• ENTRIES SHOWN:
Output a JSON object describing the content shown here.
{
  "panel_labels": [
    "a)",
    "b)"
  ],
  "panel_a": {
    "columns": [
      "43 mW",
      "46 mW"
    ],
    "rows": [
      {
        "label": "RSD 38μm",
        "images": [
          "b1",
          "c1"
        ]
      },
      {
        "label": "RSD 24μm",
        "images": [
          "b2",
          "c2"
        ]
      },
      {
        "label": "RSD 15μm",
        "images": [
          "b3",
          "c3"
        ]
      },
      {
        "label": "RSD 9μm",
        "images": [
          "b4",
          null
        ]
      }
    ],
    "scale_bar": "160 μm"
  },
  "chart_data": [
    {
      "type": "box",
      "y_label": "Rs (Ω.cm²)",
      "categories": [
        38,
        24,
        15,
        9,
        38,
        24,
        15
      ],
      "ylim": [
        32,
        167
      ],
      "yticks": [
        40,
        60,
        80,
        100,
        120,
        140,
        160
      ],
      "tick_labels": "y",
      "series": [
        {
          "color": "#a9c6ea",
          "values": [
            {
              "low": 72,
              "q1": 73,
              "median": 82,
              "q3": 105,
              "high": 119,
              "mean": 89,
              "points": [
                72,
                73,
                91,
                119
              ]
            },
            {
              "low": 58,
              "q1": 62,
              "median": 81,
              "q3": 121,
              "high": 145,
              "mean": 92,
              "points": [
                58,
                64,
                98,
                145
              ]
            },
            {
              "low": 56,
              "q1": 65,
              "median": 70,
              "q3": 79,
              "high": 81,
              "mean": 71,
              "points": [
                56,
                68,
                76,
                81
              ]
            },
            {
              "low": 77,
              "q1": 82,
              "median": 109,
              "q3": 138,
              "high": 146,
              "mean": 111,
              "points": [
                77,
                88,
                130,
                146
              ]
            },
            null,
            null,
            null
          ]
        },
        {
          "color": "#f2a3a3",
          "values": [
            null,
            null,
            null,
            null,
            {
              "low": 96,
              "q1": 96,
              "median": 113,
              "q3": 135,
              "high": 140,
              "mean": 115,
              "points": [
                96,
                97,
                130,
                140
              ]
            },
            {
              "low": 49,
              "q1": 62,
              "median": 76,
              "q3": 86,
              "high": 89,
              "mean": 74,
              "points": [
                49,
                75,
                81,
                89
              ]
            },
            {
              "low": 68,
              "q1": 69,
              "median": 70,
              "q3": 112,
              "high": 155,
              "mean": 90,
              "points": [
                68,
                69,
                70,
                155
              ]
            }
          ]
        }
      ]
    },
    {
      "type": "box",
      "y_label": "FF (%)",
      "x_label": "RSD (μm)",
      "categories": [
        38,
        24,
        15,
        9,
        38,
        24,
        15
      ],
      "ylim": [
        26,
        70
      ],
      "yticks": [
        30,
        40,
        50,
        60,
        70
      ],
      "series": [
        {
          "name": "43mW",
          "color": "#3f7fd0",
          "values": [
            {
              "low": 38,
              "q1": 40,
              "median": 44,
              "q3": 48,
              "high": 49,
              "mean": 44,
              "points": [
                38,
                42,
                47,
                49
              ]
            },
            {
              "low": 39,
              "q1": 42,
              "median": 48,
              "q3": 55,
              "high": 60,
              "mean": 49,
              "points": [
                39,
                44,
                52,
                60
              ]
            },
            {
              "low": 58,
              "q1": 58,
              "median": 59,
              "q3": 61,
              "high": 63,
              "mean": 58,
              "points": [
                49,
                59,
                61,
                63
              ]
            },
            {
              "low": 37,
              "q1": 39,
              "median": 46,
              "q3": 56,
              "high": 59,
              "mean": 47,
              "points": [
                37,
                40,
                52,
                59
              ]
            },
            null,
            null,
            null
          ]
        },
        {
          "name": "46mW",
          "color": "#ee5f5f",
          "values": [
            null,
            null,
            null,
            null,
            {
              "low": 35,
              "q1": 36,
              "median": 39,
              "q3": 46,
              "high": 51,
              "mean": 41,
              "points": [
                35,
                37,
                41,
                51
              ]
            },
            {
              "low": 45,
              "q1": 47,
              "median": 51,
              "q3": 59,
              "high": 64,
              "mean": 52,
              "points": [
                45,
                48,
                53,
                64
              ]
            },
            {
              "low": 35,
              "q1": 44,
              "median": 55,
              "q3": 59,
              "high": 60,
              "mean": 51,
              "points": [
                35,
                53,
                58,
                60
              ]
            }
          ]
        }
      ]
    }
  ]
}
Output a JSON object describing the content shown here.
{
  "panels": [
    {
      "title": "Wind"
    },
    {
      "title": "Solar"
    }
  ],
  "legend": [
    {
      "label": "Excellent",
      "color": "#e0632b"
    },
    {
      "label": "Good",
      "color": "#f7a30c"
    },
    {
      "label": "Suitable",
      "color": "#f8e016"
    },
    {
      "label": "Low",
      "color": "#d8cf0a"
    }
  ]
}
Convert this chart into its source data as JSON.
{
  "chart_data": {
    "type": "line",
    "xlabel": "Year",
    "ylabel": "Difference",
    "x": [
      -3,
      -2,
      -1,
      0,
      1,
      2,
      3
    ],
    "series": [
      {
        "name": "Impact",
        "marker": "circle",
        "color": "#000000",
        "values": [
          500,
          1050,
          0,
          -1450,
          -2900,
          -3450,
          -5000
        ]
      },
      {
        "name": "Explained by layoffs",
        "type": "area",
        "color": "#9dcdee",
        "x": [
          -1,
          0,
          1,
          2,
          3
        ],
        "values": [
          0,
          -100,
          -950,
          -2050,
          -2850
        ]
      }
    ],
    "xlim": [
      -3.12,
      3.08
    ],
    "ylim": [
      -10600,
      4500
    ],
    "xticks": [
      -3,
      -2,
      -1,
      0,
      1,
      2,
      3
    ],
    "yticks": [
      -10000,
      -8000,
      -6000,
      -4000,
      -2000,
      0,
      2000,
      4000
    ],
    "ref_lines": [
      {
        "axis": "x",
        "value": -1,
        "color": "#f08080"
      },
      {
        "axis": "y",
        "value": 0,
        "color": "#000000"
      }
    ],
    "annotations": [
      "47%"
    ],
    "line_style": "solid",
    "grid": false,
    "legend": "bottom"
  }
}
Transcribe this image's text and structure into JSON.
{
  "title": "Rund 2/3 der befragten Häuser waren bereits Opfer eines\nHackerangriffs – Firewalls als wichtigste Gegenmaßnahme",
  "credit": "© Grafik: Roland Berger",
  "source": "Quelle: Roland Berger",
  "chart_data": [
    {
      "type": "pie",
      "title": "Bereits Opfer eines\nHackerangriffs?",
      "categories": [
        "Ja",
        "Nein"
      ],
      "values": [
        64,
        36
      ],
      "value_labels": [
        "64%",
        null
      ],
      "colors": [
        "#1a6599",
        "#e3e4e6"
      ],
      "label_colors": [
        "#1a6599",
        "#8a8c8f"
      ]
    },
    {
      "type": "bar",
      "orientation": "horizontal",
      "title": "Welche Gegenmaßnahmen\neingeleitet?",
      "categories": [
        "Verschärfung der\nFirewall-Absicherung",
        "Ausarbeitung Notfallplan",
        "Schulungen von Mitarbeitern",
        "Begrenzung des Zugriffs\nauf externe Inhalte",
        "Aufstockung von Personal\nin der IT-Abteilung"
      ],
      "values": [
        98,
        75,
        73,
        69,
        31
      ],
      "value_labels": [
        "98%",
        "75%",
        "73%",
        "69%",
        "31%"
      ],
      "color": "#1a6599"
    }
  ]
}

• WHAT IS EXPECTED: Reproduce all of the entries word for word.

• WORKED ANSWER:
Output a JSON object describing the content shown here.
{
  "panel_labels": [
    "a)",
    "b)"
  ],
  "panel_a": {
    "columns": [
      "43 mW",
      "46 mW"
    ],
    "rows": [
      {
        "label": "RSD 38μm",
        "images": [
          "b1",
          "c1"
        ]
      },
      {
        "label": "RSD 24μm",
        "images": [
          "b2",
          "c2"
        ]
      },
      {
        "label": "RSD 15μm",
        "images": [
          "b3",
          "c3"
        ]
      },
      {
        "label": "RSD 9μm",
        "images": [
          "b4",
          null
        ]
      }
    ],
    "scale_bar": "160 μm"
  },
  "chart_data": [
    {
      "type": "box",
      "y_label": "Rs (Ω.cm²)",
      "categories": [
        38,
        24,
        15,
        9,
        38,
        24,
        15
      ],
      "ylim": [
        32,
        167
      ],
      "yticks": [
        40,
        60,
        80,
        100,
        120,
        140,
        160
      ],
      "tick_labels": "y",
      "series": [
        {
          "color": "#a9c6ea",
          "values": [
            {
              "low": 72,
              "q1": 73,
              "median": 82,
              "q3": 105,
              "high": 119,
              "mean": 89,
              "points": [
                72,
                73,
                91,
                119
              ]
            },
            {
              "low": 58,
              "q1": 62,
              "median": 81,
              "q3": 121,
              "high": 145,
              "mean": 92,
              "points": [
                58,
                64,
                98,
                145
              ]
            },
            {
              "low": 56,
              "q1": 65,
              "median": 70,
              "q3": 79,
              "high": 81,
              "mean": 71,
              "points": [
                56,
                68,
                76,
                81
              ]
            },
            {
              "low": 77,
              "q1": 82,
              "median": 109,
              "q3": 138,
              "high": 146,
              "mean": 111,
              "points": [
                77,
                88,
                130,
                146
              ]
            },
            null,
            null,
            null
          ]
        },
        {
          "color": "#f2a3a3",
          "values": [
            null,
            null,
            null,
            null,
            {
              "low": 96,
              "q1": 96,
              "median": 113,
              "q3": 135,
              "high": 140,
              "mean": 115,
              "points": [
                96,
                97,
                130,
                140
              ]
            },
            {
              "low": 49,
              "q1": 62,
              "median": 76,
              "q3": 86,
              "high": 89,
              "mean": 74,
              "points": [
                49,
                75,
                81,
                89
              ]
            },
            {
              "low": 68,
              "q1": 69,
              "median": 70,
              "q3": 112,
              "high": 155,
              "mean": 90,
              "points": [
                68,
                69,
                70,
                155
              ]
            }
          ]
        }
      ]
    },
    {
      "type": "box",
      "y_label": "FF (%)",
      "x_label": "RSD (μm)",
      "categories": [
        38,
        24,
        15,
        9,
        38,
        24,
        15
      ],
      "ylim": [
        26,
        70
      ],
      "yticks": [
        30,
        40,
        50,
        60,
        70
      ],
      "series": [
        {
          "name": "43mW",
          "color": "#3f7fd0",
          "values": [
            {
              "low": 38,
              "q1": 40,
              "median": 44,
              "q3": 48,
              "high": 49,
              "mean": 44,
              "points": [
                38,
                42,
                47,
                49
              ]
            },
            {
              "low": 39,
              "q1": 42,
              "median": 48,
              "q3": 55,
              "high": 60,
              "mean": 49,
              "points": [
                39,
                44,
                52,
                60
              ]
            },
            {
              "low": 58,
              "q1": 58,
              "median": 59,
              "q3": 61,
              "high": 63,
              "mean": 58,
              "points": [
                49,
                59,
                61,
                63
              ]
            },
            {
              "low": 37,
              "q1": 39,
              "median": 46,
              "q3": 56,
              "high": 59,
              "mean": 47,
              "points": [
                37,
                40,
                52,
                59
              ]
            },
            null,
            null,
            null
          ]
        },
        {
          "name": "46mW",
          "color": "#ee5f5f",
          "values": [
            null,
            null,
            null,
            null,
            {
              "low": 35,
              "q1": 36,
              "median": 39,
              "q3": 46,
              "high": 51,
              "mean": 41,
              "points": [
                35,
                37,
                41,
                51
              ]
            },
            {
              "low": 45,
              "q1": 47,
              "median": 51,
              "q3": 59,
              "high": 64,
              "mean": 52,
              "points": [
                45,
                48,
                53,
                64
              ]
            },
            {
              "low": 35,
              "q1": 44,
              "median": 55,
              "q3": 59,
              "high": 60,
              "mean": 51,
              "points": [
                35,
                53,
                58,
                60
              ]
            }
          ]
        }
      ]
    }
  ]
}
Output a JSON object describing the content shown here.
{
  "panels": [
    {
      "title": "Wind"
    },
    {
      "title": "Solar"
    }
  ],
  "legend": [
    {
      "label": "Excellent",
      "color": "#e0632b"
    },
    {
      "label": "Good",
      "color": "#f7a30c"
    },
    {
      "label": "Suitable",
      "color": "#f8e016"
    },
    {
      "label": "Low",
      "color": "#d8cf0a"
    }
  ]
}
Convert this chart into its source data as JSON.
{
  "chart_data": {
    "type": "line",
    "xlabel": "Year",
    "ylabel": "Difference",
    "x": [
      -3,
      -2,
      -1,
      0,
      1,
      2,
      3
    ],
    "series": [
      {
        "name": "Impact",
        "marker": "circle",
        "color": "#000000",
        "values": [
          500,
          1050,
          0,
          -1450,
          -2900,
          -3450,
          -5000
        ]
      },
      {
        "name": "Explained by layoffs",
        "type": "area",
        "color": "#9dcdee",
        "x": [
          -1,
          0,
          1,
          2,
          3
        ],
        "values": [
          0,
          -100,
          -950,
          -2050,
          -2850
        ]
      }
    ],
    "xlim": [
      -3.12,
      3.08
    ],
    "ylim": [
      -10600,
      4500
    ],
    "xticks": [
      -3,
      -2,
      -1,
      0,
      1,
      2,
      3
    ],
    "yticks": [
      -10000,
      -8000,
      -6000,
      -4000,
      -2000,
      0,
      2000,
      4000
    ],
    "ref_lines": [
      {
        "axis": "x",
        "value": -1,
        "color": "#f08080"
      },
      {
        "axis": "y",
        "value": 0,
        "color": "#000000"
      }
    ],
    "annotations": [
      "47%"
    ],
    "line_style": "solid",
    "grid": false,
    "legend": "bottom"
  }
}
Transcribe this image's text and structure into JSON.
{
  "title": "Rund 2/3 der befragten Häuser waren bereits Opfer eines\nHackerangriffs – Firewalls als wichtigste Gegenmaßnahme",
  "credit": "© Grafik: Roland Berger",
  "source": "Quelle: Roland Berger",
  "chart_data": [
    {
      "type": "pie",
      "title": "Bereits Opfer eines\nHackerangriffs?",
      "categories": [
        "Ja",
        "Nein"
      ],
      "values": [
        64,
        36
      ],
      "value_labels": [
        "64%",
        null
      ],
      "colors": [
        "#1a6599",
        "#e3e4e6"
      ],
      "label_colors": [
        "#1a6599",
        "#8a8c8f"
      ]
    },
    {
      "type": "bar",
      "orientation": "horizontal",
      "title": "Welche Gegenmaßnahmen\neingeleitet?",
      "categories": [
        "Verschärfung der\nFirewall-Absicherung",
        "Ausarbeitung Notfallplan",
        "Schulungen von Mitarbeitern",
        "Begrenzung des Zugriffs\nauf externe Inhalte",
        "Aufstockung von Personal\nin der IT-Abteilung"
      ],
      "values": [
        98,
        75,
        73,
        69,
        31
      ],
      "value_labels": [
        "98%",
        "75%",
        "73%",
        "69%",
        "31%"
      ],
      "color": "#1a6599"
    }
  ]
}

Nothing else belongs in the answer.